___ Passage shown
To anchor a control, use the AddAnchor() method (it features four overloads). The first parameter specifies the anchored control by its identifier or hWnd. The second and third parameters, which are set in percents, indicate how the size and location of the control change when the window's size changes. To be more exact, the second and third parameters describe how the top left corner and bottom right corner of the control change their coordinates when the parent window is resized. For example,

AddAnchor(ID_MYCONTROL, CPoint(0, 0), CPoint(100, 100))

means that the Element (see Figure 1) will change its position in the following way:

  • point A does not move at all (it keeps its positions relative to the dialog edges intact)
  • point B moves both horizontally and vertically, with bx and by remaining the same.

You can also use the following predefined constants instead of specifying them with CPoint():

__RDA_NONE = {  -1,  -1} - No anchoring. The control size and its position remain unchangeable
__RDA_LT   = {   0,   0} - Fixed control position
__RDA_RT   = { 100,   0} - Anchoring to the X-axis 1:1
__RDA_LB   = {   0, 100} - Anchoring to the Y-axis 1:1
__RDA_RB   = { 100, 100} - Anchoring to both the X-axis and the Y-axis 1:1

__RDA_X    = __RDA_RT;
__RDA_Y    = __RDA_LB;
__RDA_XY   = __RDA_RB;

Let us create a simple project that demonstrates how to anchor two list boxes on a resizable dialog (the CExtResizableDialog class).

  1. Create an MDI-application using MFC Application Wizard (leave the default settings intact) and name it ResizableApp. The following steps are given for Visual Studio 7.1, though any other Visual Studio can be used with little change.
  2. Include the library header file in the project by adding the following line to StdAfx.h:
    #include <Prof-UIS.h>
  3. Make sure that Prof-UIS paths for header and lib files are properly set in the Visual Studio settings (run the Options dialog, and select Projects | Visual C++ Directories). You can read about how to correctly set Prof-UIS paths in the article Getting Started with Prof-UIS.

    NOTE: To successfully compile ResizableApp, you need to compile the profuisdll project of Prof-UIS first so that ResizableApp can find both the lib and dll files (they should be available in the ..\Prof-UIS\Bin_710\ folder, e.g. ..\Prof-UIS\Bin_710\ProfUIS252md.lib and ..\Prof-UIS\Bin_710\ProfUIS252md.dll).

  4. Open the ResizableApp Property Pages dialog by selecting Project | Properties and fill in the Working Directory field by specifying the path to Prof-UIS lib and dll files.
  5. Open the About dialog in resources, change its Border property to Resizing, the ClipChildren to True, and put two list boxes on it like it is depicted on Figure 2:

    Auto-Resizable Controls: Resizable About dialog

    Figure 2. Resizable About dialog

    By default, the list boxes have identifiers IDC_LIST1 and IDC_LIST2.
______
___ Data supplied
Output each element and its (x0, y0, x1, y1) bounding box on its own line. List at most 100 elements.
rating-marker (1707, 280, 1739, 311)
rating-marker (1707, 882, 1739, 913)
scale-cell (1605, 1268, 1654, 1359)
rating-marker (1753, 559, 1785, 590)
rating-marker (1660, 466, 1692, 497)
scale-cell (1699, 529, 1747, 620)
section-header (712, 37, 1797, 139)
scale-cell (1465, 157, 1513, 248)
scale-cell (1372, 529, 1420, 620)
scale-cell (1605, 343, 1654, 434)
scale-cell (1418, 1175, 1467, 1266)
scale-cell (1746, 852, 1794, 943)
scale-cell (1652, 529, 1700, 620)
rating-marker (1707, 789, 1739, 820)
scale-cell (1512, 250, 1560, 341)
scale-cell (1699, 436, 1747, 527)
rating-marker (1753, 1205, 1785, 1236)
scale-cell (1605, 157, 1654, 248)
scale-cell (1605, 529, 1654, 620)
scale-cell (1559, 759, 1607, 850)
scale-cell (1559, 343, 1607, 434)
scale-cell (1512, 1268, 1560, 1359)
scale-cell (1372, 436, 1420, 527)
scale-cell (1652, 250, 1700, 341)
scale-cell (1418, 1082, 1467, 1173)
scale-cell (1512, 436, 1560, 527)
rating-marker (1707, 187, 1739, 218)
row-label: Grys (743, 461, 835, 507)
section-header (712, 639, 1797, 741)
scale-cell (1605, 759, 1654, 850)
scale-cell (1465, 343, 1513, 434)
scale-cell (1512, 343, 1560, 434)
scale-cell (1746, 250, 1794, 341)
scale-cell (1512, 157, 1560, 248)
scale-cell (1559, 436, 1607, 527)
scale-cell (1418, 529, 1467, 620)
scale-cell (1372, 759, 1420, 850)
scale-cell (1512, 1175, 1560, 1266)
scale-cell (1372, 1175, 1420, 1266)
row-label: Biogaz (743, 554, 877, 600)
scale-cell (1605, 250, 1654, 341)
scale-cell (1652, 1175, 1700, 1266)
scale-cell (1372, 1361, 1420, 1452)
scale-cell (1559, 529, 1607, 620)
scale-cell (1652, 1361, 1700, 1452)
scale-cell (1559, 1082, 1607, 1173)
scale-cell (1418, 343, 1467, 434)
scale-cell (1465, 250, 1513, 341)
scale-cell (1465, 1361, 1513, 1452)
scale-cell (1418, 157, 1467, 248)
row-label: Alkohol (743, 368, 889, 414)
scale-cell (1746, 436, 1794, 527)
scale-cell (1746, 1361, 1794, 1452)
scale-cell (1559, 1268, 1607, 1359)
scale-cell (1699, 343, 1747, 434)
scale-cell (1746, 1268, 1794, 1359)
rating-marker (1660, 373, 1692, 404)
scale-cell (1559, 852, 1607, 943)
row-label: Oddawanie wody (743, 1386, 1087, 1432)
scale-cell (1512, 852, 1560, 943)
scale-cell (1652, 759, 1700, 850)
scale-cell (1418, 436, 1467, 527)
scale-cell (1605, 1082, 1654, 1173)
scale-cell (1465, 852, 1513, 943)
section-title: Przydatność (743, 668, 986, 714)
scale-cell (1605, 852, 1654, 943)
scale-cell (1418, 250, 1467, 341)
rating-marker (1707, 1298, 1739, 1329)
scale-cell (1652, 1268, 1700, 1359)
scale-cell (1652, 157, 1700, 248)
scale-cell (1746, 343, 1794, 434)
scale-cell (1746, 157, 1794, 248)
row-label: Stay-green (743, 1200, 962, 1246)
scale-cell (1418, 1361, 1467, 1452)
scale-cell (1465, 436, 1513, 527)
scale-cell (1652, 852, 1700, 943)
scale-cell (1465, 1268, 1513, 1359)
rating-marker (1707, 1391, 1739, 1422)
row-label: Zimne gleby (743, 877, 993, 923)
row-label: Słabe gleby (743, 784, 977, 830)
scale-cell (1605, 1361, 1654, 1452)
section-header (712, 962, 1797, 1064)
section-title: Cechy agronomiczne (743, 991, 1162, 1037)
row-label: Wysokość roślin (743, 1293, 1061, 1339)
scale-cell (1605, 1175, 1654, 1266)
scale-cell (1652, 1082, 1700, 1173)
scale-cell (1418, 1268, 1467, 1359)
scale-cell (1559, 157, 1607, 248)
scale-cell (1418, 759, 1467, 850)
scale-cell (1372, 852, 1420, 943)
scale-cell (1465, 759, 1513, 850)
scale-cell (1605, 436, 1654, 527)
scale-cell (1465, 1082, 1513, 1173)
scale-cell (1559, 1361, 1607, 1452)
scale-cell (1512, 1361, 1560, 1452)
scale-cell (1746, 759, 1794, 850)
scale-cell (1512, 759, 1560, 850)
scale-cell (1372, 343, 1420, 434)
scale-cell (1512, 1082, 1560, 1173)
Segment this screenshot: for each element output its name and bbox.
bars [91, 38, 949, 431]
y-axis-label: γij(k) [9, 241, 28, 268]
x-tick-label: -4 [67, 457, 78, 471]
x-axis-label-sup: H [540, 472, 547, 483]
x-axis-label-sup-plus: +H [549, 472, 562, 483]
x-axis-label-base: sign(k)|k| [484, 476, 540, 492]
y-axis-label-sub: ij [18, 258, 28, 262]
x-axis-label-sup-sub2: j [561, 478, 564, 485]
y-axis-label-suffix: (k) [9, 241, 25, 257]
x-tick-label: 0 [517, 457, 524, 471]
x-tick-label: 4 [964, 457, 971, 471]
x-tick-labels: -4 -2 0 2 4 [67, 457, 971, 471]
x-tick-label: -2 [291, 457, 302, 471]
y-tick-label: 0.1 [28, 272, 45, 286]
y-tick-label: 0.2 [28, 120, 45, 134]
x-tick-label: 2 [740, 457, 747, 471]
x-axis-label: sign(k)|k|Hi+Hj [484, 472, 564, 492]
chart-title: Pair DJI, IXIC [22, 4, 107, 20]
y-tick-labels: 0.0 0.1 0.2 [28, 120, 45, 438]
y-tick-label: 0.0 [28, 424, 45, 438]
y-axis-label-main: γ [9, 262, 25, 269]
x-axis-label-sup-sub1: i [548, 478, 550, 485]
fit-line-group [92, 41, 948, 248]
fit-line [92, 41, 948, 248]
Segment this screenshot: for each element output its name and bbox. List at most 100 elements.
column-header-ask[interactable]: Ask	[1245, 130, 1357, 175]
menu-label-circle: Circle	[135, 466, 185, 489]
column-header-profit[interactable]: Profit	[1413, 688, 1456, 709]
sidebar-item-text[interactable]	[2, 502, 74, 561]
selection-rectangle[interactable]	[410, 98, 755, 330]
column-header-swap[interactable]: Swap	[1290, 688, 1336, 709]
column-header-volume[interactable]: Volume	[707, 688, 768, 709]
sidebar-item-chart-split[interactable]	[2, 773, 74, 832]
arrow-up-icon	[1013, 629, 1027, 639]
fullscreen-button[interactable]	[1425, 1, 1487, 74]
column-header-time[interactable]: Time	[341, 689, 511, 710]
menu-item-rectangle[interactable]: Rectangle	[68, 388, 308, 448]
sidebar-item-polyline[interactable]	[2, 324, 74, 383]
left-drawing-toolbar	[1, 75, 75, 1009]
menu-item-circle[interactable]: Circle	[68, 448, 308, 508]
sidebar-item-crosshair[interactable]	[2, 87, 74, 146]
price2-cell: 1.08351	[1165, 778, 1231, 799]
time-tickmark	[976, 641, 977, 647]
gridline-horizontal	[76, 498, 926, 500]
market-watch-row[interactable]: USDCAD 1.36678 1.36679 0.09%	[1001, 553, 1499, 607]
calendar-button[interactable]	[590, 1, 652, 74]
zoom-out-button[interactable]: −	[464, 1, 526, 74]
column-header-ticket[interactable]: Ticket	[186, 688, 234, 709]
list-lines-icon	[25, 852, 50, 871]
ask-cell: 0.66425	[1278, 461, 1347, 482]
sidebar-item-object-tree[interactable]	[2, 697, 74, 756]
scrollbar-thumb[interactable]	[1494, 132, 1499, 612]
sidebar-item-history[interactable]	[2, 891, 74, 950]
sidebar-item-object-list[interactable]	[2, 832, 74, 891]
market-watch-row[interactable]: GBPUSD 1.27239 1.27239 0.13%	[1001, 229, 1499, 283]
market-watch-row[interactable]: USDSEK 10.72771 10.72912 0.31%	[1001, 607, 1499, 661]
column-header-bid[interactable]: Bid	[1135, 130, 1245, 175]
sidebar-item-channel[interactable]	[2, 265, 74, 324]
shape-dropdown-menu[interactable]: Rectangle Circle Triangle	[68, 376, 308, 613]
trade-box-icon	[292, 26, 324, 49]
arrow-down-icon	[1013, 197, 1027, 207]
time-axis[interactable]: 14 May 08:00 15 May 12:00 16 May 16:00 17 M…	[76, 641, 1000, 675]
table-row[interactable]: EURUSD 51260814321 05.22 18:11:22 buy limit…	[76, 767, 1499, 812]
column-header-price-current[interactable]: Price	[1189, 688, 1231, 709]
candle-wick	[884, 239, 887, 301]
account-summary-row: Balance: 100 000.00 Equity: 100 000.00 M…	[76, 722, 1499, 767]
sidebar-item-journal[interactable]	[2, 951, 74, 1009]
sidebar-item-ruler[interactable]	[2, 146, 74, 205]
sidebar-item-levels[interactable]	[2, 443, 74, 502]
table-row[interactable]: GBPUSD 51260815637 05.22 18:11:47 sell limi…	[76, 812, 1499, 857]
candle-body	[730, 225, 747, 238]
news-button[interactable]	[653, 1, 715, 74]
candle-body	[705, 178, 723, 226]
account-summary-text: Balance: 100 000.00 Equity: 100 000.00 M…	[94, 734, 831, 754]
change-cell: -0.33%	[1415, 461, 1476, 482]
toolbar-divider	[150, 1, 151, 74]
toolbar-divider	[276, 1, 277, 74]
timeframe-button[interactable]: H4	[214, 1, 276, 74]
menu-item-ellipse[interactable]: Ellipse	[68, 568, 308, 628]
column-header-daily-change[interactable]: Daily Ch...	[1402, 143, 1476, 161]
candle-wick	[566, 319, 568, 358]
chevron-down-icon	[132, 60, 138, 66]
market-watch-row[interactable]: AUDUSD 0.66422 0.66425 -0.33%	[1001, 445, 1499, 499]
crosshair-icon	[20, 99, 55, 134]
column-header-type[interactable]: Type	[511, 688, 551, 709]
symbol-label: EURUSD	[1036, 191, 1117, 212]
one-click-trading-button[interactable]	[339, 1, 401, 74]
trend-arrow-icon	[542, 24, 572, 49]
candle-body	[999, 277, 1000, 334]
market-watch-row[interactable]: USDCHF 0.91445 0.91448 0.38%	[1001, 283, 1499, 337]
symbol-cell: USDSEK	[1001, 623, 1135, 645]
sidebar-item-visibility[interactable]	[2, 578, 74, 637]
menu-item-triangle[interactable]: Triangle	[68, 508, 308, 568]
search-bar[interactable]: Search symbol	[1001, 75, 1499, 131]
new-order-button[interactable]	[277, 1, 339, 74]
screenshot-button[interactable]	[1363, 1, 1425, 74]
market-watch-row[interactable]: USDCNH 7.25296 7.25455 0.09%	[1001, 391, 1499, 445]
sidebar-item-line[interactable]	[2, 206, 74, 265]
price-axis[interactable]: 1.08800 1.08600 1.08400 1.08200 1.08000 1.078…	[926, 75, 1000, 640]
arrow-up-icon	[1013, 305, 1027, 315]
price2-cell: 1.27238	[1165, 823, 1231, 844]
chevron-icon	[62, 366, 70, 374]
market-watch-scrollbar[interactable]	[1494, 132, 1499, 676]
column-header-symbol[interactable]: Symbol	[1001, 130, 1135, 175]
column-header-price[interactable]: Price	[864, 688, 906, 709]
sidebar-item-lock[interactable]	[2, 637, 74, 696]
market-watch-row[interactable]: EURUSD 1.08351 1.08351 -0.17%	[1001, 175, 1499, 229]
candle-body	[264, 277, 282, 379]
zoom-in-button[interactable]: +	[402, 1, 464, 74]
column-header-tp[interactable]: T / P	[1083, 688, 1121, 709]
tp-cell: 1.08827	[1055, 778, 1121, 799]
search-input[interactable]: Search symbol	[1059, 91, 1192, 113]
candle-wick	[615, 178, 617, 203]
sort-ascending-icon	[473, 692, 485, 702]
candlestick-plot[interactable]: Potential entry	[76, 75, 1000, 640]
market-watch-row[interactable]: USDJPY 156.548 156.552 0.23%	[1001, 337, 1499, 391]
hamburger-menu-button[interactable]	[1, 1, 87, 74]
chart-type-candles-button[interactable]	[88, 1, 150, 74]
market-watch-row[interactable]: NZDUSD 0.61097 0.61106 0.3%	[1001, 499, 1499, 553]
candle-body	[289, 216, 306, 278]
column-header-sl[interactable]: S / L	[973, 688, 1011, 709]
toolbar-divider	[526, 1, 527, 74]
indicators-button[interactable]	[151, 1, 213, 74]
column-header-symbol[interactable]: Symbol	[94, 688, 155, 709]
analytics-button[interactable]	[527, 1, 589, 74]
______
### Complete the following:
#1 Reproduce the part of the anchoring tutorial starting with "4. Open the" and going on through "and dll files.".
#2 According to the anchoring tutorial, which project must be compiled first so that ResizableApp can find the lib and dll files?

### Results for each task:
#1
4. Open the ResizableApp Property Pages dialog by selecting Project | Properties and fill in the Working Directory field by specifying the path to Prof-UIS lib and dll files.

#2 The profuisdll project of Prof-UIS.